▶ **YOUR TASK**: Filter the listing below, copying every line in which the word "data" appears.

Records from a collection
******

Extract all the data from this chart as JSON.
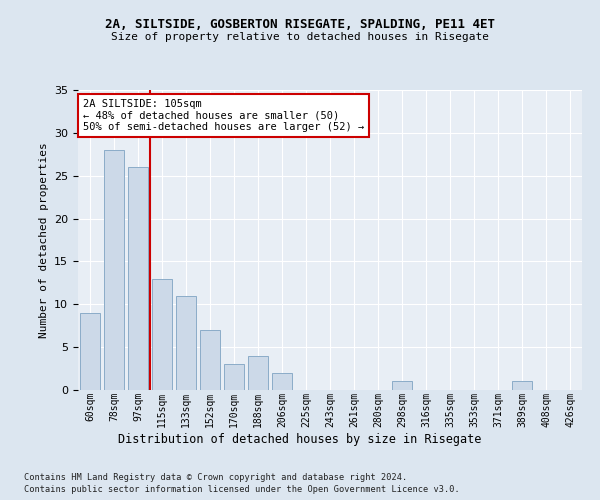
{
  "title1": "2A, SILTSIDE, GOSBERTON RISEGATE, SPALDING, PE11 4ET",
  "title2": "Size of property relative to detached houses in Risegate",
  "xlabel": "Distribution of detached houses by size in Risegate",
  "ylabel": "Number of detached properties",
  "categories": [
    "60sqm",
    "78sqm",
    "97sqm",
    "115sqm",
    "133sqm",
    "152sqm",
    "170sqm",
    "188sqm",
    "206sqm",
    "225sqm",
    "243sqm",
    "261sqm",
    "280sqm",
    "298sqm",
    "316sqm",
    "335sqm",
    "353sqm",
    "371sqm",
    "389sqm",
    "408sqm",
    "426sqm"
  ],
  "values": [
    9,
    28,
    26,
    13,
    11,
    7,
    3,
    4,
    2,
    0,
    0,
    0,
    0,
    1,
    0,
    0,
    0,
    0,
    1,
    0,
    0
  ],
  "bar_color": "#ccd9e8",
  "bar_edge_color": "#8bacc8",
  "vline_color": "#cc0000",
  "annotation_text": "2A SILTSIDE: 105sqm\n← 48% of detached houses are smaller (50)\n50% of semi-detached houses are larger (52) →",
  "annotation_box_color": "#cc0000",
  "ylim": [
    0,
    35
  ],
  "yticks": [
    0,
    5,
    10,
    15,
    20,
    25,
    30,
    35
  ],
  "footer1": "Contains HM Land Registry data © Crown copyright and database right 2024.",
  "footer2": "Contains public sector information licensed under the Open Government Licence v3.0.",
  "background_color": "#dce6f0",
  "plot_bg_color": "#e8eef5"
}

******

▶ **WRITTEN ANSWER**:
Extract all the data from this chart as JSON.
  "footer1": "Contains HM Land Registry data © Crown copyright and database right 2024.",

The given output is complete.